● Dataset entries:
============
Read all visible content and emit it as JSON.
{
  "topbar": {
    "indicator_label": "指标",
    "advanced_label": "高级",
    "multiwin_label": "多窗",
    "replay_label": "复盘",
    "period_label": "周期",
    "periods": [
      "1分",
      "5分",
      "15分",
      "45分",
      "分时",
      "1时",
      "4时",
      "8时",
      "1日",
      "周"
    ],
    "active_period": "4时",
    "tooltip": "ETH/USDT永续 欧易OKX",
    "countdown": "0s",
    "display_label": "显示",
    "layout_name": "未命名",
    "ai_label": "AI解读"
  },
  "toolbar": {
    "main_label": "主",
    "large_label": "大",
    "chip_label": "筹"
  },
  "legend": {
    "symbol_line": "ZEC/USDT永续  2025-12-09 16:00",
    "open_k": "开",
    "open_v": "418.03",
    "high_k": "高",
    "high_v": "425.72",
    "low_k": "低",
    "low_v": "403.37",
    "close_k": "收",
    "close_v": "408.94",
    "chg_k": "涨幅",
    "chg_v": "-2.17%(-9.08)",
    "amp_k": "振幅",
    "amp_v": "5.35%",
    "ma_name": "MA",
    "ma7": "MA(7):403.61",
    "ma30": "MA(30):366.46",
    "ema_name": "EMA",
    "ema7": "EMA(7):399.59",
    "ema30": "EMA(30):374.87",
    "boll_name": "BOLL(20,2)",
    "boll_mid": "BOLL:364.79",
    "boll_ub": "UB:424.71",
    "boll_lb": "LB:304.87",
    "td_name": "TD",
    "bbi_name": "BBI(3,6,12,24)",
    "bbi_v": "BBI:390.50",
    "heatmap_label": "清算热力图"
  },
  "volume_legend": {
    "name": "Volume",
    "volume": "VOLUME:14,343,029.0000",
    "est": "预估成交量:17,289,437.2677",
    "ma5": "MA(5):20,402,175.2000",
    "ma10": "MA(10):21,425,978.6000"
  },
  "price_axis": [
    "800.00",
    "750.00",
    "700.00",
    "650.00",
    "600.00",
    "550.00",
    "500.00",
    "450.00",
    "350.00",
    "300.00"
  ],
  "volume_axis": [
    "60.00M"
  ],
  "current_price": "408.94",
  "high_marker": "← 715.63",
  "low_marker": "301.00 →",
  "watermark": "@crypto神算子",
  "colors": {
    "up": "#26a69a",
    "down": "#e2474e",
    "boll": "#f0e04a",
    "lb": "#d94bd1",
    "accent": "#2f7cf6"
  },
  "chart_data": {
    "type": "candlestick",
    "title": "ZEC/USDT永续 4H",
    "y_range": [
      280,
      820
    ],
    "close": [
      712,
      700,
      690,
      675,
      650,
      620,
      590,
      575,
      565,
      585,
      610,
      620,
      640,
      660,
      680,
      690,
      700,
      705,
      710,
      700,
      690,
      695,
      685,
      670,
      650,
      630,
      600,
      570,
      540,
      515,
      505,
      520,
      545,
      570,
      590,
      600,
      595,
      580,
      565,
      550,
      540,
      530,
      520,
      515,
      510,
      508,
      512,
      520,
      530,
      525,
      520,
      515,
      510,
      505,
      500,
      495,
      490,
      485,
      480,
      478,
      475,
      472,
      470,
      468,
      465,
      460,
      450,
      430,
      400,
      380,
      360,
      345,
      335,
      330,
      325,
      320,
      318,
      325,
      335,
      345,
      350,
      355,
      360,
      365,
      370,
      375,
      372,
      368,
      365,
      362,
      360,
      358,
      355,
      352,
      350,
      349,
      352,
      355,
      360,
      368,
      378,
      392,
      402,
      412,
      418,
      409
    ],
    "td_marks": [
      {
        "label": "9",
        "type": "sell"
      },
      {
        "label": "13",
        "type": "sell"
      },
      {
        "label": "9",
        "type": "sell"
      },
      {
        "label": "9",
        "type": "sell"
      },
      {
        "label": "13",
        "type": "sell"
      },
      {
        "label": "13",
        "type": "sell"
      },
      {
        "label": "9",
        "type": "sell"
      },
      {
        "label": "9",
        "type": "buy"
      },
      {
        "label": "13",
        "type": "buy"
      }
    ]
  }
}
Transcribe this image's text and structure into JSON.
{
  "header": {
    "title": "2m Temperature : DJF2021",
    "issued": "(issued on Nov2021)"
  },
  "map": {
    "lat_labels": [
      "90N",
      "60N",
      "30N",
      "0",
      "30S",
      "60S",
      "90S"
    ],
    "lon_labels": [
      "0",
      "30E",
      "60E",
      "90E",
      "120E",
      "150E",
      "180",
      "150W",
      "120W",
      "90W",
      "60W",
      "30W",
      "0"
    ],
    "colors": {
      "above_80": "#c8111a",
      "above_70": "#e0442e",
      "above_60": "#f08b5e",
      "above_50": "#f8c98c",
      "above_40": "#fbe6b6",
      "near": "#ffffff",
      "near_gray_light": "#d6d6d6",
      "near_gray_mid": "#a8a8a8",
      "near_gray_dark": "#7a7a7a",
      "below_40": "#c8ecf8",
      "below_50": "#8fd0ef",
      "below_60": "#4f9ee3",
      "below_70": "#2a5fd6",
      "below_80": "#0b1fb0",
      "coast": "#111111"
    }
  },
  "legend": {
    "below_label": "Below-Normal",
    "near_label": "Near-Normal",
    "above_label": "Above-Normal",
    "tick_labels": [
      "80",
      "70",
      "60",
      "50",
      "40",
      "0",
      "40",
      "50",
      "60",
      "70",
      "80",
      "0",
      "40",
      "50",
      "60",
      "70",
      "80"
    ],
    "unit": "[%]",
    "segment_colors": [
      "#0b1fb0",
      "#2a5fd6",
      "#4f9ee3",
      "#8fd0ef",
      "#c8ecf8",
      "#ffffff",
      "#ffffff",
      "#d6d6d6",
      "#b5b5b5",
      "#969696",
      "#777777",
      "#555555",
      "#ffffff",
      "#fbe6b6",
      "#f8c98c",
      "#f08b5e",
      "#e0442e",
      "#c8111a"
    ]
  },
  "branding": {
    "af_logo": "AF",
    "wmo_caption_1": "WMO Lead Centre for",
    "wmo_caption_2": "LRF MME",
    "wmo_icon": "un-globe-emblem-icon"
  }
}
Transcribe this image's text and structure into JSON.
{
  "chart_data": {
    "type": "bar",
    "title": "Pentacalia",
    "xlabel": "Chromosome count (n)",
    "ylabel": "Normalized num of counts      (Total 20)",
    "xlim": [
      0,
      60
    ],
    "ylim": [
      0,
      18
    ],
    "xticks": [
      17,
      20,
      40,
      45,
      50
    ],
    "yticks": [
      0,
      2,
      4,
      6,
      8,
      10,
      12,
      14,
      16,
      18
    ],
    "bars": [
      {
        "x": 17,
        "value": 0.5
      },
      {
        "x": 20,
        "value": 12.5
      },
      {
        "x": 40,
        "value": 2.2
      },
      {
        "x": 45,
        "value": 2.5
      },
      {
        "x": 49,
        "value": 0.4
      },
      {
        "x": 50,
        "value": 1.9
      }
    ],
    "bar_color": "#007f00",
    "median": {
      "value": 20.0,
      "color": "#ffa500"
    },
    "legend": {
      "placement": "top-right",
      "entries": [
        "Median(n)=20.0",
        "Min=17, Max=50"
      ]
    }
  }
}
============
● Exercise instructions: Output all of the material, please, exactly as it stands.

● The reply:
Read all visible content and emit it as JSON.
{
  "topbar": {
    "indicator_label": "指标",
    "advanced_label": "高级",
    "multiwin_label": "多窗",
    "replay_label": "复盘",
    "period_label": "周期",
    "periods": [
      "1分",
      "5分",
      "15分",
      "45分",
      "分时",
      "1时",
      "4时",
      "8时",
      "1日",
      "周"
    ],
    "active_period": "4时",
    "tooltip": "ETH/USDT永续 欧易OKX",
    "countdown": "0s",
    "display_label": "显示",
    "layout_name": "未命名",
    "ai_label": "AI解读"
  },
  "toolbar": {
    "main_label": "主",
    "large_label": "大",
    "chip_label": "筹"
  },
  "legend": {
    "symbol_line": "ZEC/USDT永续  2025-12-09 16:00",
    "open_k": "开",
    "open_v": "418.03",
    "high_k": "高",
    "high_v": "425.72",
    "low_k": "低",
    "low_v": "403.37",
    "close_k": "收",
    "close_v": "408.94",
    "chg_k": "涨幅",
    "chg_v": "-2.17%(-9.08)",
    "amp_k": "振幅",
    "amp_v": "5.35%",
    "ma_name": "MA",
    "ma7": "MA(7):403.61",
    "ma30": "MA(30):366.46",
    "ema_name": "EMA",
    "ema7": "EMA(7):399.59",
    "ema30": "EMA(30):374.87",
    "boll_name": "BOLL(20,2)",
    "boll_mid": "BOLL:364.79",
    "boll_ub": "UB:424.71",
    "boll_lb": "LB:304.87",
    "td_name": "TD",
    "bbi_name": "BBI(3,6,12,24)",
    "bbi_v": "BBI:390.50",
    "heatmap_label": "清算热力图"
  },
  "volume_legend": {
    "name": "Volume",
    "volume": "VOLUME:14,343,029.0000",
    "est": "预估成交量:17,289,437.2677",
    "ma5": "MA(5):20,402,175.2000",
    "ma10": "MA(10):21,425,978.6000"
  },
  "price_axis": [
    "800.00",
    "750.00",
    "700.00",
    "650.00",
    "600.00",
    "550.00",
    "500.00",
    "450.00",
    "350.00",
    "300.00"
  ],
  "volume_axis": [
    "60.00M"
  ],
  "current_price": "408.94",
  "high_marker": "← 715.63",
  "low_marker": "301.00 →",
  "watermark": "@crypto神算子",
  "colors": {
    "up": "#26a69a",
    "down": "#e2474e",
    "boll": "#f0e04a",
    "lb": "#d94bd1",
    "accent": "#2f7cf6"
  },
  "chart_data": {
    "type": "candlestick",
    "title": "ZEC/USDT永续 4H",
    "y_range": [
      280,
      820
    ],
    "close": [
      712,
      700,
      690,
      675,
      650,
      620,
      590,
      575,
      565,
      585,
      610,
      620,
      640,
      660,
      680,
      690,
      700,
      705,
      710,
      700,
      690,
      695,
      685,
      670,
      650,
      630,
      600,
      570,
      540,
      515,
      505,
      520,
      545,
      570,
      590,
      600,
      595,
      580,
      565,
      550,
      540,
      530,
      520,
      515,
      510,
      508,
      512,
      520,
      530,
      525,
      520,
      515,
      510,
      505,
      500,
      495,
      490,
      485,
      480,
      478,
      475,
      472,
      470,
      468,
      465,
      460,
      450,
      430,
      400,
      380,
      360,
      345,
      335,
      330,
      325,
      320,
      318,
      325,
      335,
      345,
      350,
      355,
      360,
      365,
      370,
      375,
      372,
      368,
      365,
      362,
      360,
      358,
      355,
      352,
      350,
      349,
      352,
      355,
      360,
      368,
      378,
      392,
      402,
      412,
      418,
      409
    ],
    "td_marks": [
      {
        "label": "9",
        "type": "sell"
      },
      {
        "label": "13",
        "type": "sell"
      },
      {
        "label": "9",
        "type": "sell"
      },
      {
        "label": "9",
        "type": "sell"
      },
      {
        "label": "13",
        "type": "sell"
      },
      {
        "label": "13",
        "type": "sell"
      },
      {
        "label": "9",
        "type": "sell"
      },
      {
        "label": "9",
        "type": "buy"
      },
      {
        "label": "13",
        "type": "buy"
      }
    ]
  }
}
Transcribe this image's text and structure into JSON.
{
  "header": {
    "title": "2m Temperature : DJF2021",
    "issued": "(issued on Nov2021)"
  },
  "map": {
    "lat_labels": [
      "90N",
      "60N",
      "30N",
      "0",
      "30S",
      "60S",
      "90S"
    ],
    "lon_labels": [
      "0",
      "30E",
      "60E",
      "90E",
      "120E",
      "150E",
      "180",
      "150W",
      "120W",
      "90W",
      "60W",
      "30W",
      "0"
    ],
    "colors": {
      "above_80": "#c8111a",
      "above_70": "#e0442e",
      "above_60": "#f08b5e",
      "above_50": "#f8c98c",
      "above_40": "#fbe6b6",
      "near": "#ffffff",
      "near_gray_light": "#d6d6d6",
      "near_gray_mid": "#a8a8a8",
      "near_gray_dark": "#7a7a7a",
      "below_40": "#c8ecf8",
      "below_50": "#8fd0ef",
      "below_60": "#4f9ee3",
      "below_70": "#2a5fd6",
      "below_80": "#0b1fb0",
      "coast": "#111111"
    }
  },
  "legend": {
    "below_label": "Below-Normal",
    "near_label": "Near-Normal",
    "above_label": "Above-Normal",
    "tick_labels": [
      "80",
      "70",
      "60",
      "50",
      "40",
      "0",
      "40",
      "50",
      "60",
      "70",
      "80",
      "0",
      "40",
      "50",
      "60",
      "70",
      "80"
    ],
    "unit": "[%]",
    "segment_colors": [
      "#0b1fb0",
      "#2a5fd6",
      "#4f9ee3",
      "#8fd0ef",
      "#c8ecf8",
      "#ffffff",
      "#ffffff",
      "#d6d6d6",
      "#b5b5b5",
      "#969696",
      "#777777",
      "#555555",
      "#ffffff",
      "#fbe6b6",
      "#f8c98c",
      "#f08b5e",
      "#e0442e",
      "#c8111a"
    ]
  },
  "branding": {
    "af_logo": "AF",
    "wmo_caption_1": "WMO Lead Centre for",
    "wmo_caption_2": "LRF MME",
    "wmo_icon": "un-globe-emblem-icon"
  }
}
Transcribe this image's text and structure into JSON.
{
  "chart_data": {
    "type": "bar",
    "title": "Pentacalia",
    "xlabel": "Chromosome count (n)",
    "ylabel": "Normalized num of counts      (Total 20)",
    "xlim": [
      0,
      60
    ],
    "ylim": [
      0,
      18
    ],
    "xticks": [
      17,
      20,
      40,
      45,
      50
    ],
    "yticks": [
      0,
      2,
      4,
      6,
      8,
      10,
      12,
      14,
      16,
      18
    ],
    "bars": [
      {
        "x": 17,
        "value": 0.5
      },
      {
        "x": 20,
        "value": 12.5
      },
      {
        "x": 40,
        "value": 2.2
      },
      {
        "x": 45,
        "value": 2.5
      },
      {
        "x": 49,
        "value": 0.4
      },
      {
        "x": 50,
        "value": 1.9
      }
    ],
    "bar_color": "#007f00",
    "median": {
      "value": 20.0,
      "color": "#ffa500"
    },
    "legend": {
      "placement": "top-right",
      "entries": [
        "Median(n)=20.0",
        "Min=17, Max=50"
      ]
    }
  }
}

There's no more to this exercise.